■ **Do this**
Pick out each line of the records that includes the string "from", and copy it.

------------------------------------

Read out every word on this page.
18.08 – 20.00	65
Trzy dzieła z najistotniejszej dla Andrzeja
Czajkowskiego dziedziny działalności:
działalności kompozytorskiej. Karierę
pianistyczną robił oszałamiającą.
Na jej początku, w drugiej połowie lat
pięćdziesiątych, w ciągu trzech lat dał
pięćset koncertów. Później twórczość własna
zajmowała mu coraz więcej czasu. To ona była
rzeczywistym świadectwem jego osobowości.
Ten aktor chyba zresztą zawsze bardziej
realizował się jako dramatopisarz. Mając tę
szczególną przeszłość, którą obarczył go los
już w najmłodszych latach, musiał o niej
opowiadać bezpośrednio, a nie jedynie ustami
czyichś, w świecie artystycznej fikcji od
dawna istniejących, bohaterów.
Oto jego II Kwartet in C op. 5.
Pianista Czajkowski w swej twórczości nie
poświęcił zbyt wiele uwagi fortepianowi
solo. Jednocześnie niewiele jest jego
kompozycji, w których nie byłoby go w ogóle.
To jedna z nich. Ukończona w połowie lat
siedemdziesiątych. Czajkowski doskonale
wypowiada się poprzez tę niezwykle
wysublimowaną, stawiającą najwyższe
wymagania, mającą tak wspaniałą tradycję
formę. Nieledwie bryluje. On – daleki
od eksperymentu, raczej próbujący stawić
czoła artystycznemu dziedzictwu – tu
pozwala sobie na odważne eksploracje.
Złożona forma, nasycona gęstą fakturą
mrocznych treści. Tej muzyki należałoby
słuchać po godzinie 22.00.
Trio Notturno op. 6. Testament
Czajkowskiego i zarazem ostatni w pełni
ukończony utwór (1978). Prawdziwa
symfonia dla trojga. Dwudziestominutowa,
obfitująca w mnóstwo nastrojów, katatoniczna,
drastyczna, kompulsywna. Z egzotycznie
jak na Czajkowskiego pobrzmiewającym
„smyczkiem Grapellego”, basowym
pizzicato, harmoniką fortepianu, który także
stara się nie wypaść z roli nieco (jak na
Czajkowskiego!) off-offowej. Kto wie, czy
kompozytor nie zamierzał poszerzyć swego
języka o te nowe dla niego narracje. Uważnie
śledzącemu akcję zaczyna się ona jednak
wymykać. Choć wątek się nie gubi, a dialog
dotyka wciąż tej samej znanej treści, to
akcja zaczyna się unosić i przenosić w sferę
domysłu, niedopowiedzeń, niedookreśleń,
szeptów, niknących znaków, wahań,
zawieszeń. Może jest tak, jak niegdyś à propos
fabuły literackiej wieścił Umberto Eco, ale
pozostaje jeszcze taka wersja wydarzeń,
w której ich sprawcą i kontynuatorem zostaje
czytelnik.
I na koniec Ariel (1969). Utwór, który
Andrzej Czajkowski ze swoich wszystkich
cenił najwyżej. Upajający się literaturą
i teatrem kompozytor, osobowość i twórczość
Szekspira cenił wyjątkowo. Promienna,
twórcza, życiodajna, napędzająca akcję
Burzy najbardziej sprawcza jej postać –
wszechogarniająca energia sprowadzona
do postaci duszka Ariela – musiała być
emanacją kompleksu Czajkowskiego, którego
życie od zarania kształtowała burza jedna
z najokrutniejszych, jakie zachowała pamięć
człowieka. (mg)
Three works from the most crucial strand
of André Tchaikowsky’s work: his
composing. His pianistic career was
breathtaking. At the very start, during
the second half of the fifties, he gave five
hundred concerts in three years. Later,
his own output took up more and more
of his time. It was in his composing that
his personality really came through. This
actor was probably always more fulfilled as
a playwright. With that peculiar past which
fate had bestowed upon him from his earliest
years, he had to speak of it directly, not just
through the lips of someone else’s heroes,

------------------------------------

■ **Exercise response**
Three works from the most crucial strand
fate had bestowed upon him from his earliest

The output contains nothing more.